• Exercise task:
Work out how many lines of the listing hold the string "account". Answer with that number alone.
▬▬▬▬▬▬▬▬▬▬
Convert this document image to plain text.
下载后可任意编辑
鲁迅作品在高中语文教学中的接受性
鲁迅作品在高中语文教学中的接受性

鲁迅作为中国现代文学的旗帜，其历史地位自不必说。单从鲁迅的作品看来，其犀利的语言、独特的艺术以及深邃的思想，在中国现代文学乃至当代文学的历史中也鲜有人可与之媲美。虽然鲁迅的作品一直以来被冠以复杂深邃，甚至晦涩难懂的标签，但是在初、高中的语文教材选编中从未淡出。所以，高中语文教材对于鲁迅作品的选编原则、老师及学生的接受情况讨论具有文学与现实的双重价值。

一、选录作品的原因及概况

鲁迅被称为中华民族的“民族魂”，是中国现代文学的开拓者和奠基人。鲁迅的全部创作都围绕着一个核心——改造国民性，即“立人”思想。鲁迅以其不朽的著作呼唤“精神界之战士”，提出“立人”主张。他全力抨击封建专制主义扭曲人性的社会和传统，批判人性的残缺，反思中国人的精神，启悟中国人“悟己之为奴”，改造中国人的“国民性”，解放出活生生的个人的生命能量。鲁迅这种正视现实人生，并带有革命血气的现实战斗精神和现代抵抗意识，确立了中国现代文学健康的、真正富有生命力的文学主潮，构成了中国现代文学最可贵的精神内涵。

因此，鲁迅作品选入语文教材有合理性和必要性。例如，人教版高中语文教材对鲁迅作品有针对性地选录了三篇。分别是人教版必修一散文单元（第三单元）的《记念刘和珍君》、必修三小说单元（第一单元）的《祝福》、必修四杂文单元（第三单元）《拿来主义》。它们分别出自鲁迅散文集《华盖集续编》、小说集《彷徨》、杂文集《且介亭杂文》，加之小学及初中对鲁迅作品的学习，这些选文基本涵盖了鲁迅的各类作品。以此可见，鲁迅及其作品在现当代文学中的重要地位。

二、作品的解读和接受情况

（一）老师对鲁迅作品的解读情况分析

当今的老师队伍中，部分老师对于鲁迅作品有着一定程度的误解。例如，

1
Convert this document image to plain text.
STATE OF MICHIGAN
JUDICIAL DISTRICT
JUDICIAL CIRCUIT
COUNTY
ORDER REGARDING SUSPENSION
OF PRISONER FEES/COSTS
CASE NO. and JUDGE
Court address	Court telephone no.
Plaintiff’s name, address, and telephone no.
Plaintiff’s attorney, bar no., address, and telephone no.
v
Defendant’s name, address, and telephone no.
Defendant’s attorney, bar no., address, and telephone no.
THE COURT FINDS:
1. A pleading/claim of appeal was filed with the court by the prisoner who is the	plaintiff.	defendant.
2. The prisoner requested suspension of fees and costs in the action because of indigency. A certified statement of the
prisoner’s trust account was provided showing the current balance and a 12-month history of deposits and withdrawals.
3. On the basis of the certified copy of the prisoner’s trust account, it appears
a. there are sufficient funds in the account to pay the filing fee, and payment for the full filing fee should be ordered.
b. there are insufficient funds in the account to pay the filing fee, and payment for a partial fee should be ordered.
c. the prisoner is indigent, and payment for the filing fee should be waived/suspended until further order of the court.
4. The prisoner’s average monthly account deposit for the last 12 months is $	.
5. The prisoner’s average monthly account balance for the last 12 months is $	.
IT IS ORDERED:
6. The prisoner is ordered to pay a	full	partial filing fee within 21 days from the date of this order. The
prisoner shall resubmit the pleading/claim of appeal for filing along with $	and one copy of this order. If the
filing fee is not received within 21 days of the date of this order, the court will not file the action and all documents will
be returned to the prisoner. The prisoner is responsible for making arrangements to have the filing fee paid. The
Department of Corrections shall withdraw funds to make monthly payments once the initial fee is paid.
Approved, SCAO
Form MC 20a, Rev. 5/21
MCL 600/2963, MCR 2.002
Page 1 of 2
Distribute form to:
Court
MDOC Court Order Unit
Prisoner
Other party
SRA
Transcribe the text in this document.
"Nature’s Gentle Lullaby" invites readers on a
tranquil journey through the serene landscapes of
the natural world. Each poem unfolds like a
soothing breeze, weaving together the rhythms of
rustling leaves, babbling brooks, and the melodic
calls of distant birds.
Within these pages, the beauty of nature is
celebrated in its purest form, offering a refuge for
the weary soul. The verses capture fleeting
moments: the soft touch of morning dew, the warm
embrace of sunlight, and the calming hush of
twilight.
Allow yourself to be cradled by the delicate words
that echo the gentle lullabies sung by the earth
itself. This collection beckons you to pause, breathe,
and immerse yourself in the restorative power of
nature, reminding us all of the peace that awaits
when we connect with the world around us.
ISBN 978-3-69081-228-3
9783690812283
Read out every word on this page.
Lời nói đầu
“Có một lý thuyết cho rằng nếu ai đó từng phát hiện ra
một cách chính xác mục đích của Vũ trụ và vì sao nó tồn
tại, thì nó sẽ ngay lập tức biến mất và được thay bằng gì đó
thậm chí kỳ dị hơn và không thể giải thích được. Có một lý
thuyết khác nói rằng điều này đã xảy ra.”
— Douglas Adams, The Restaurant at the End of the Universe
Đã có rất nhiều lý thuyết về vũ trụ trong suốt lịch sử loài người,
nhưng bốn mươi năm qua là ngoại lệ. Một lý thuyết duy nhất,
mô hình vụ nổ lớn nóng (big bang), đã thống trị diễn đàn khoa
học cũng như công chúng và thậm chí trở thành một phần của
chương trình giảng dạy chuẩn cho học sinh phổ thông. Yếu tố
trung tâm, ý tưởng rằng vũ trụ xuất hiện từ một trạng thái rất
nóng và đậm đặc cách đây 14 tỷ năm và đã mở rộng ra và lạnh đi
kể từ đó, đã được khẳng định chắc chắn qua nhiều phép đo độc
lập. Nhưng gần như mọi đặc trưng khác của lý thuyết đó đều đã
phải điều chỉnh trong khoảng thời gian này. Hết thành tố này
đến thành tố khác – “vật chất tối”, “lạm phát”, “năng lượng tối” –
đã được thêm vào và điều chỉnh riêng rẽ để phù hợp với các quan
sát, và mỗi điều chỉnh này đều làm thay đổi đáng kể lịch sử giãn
▬▬▬▬▬▬▬▬▬▬
• Completed exercise:
6